── Dataset rows ──

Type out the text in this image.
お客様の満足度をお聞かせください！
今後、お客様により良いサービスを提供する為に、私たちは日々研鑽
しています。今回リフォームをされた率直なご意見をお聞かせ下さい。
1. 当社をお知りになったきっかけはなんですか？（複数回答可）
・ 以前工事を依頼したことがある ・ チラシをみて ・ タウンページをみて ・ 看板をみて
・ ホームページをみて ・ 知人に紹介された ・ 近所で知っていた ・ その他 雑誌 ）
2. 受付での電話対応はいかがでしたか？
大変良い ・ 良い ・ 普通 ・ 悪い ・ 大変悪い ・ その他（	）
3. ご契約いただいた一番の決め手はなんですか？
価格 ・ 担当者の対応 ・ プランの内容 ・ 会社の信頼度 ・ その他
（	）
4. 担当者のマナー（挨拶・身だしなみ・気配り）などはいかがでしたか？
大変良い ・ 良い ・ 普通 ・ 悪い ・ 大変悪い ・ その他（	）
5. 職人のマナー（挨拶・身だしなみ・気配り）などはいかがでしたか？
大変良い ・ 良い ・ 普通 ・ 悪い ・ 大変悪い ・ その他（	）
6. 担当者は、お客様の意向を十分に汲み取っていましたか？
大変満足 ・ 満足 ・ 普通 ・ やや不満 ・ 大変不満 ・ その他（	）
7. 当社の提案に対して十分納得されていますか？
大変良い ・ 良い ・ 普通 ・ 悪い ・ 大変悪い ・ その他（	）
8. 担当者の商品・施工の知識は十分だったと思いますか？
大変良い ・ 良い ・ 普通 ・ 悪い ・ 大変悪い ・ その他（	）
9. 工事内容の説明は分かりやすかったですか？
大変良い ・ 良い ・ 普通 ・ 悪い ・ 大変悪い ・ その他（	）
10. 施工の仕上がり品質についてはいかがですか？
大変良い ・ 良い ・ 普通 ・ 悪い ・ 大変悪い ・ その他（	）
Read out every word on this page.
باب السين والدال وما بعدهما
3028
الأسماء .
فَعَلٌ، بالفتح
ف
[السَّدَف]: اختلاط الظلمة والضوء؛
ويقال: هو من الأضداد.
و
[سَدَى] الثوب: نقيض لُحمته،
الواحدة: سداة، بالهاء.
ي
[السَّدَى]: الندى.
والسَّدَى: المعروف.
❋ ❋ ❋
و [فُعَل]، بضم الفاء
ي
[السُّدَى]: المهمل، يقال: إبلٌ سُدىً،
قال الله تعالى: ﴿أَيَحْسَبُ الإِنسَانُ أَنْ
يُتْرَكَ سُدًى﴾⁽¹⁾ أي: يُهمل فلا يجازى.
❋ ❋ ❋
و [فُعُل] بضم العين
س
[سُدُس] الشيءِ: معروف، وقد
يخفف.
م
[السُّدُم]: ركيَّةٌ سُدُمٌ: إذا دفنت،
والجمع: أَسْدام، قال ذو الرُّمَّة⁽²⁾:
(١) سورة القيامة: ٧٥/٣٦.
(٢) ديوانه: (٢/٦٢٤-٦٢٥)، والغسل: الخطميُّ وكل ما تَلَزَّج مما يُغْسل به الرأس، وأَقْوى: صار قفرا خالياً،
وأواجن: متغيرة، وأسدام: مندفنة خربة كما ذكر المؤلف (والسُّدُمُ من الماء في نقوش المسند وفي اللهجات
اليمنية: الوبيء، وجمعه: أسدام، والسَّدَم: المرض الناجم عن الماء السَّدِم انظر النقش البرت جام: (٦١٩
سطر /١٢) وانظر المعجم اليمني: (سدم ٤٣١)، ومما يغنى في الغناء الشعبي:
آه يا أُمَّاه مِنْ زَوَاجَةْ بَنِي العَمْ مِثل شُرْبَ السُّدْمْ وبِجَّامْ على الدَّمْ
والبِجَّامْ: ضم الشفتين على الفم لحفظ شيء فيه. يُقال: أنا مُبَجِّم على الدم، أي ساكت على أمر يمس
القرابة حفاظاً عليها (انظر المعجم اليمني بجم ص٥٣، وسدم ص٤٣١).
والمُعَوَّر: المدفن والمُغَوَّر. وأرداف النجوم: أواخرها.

───

> [What is needed]
Only a number is wanted: how many lines of the data above contain "などはいかがでしたか"?

> [Completed exercise]
2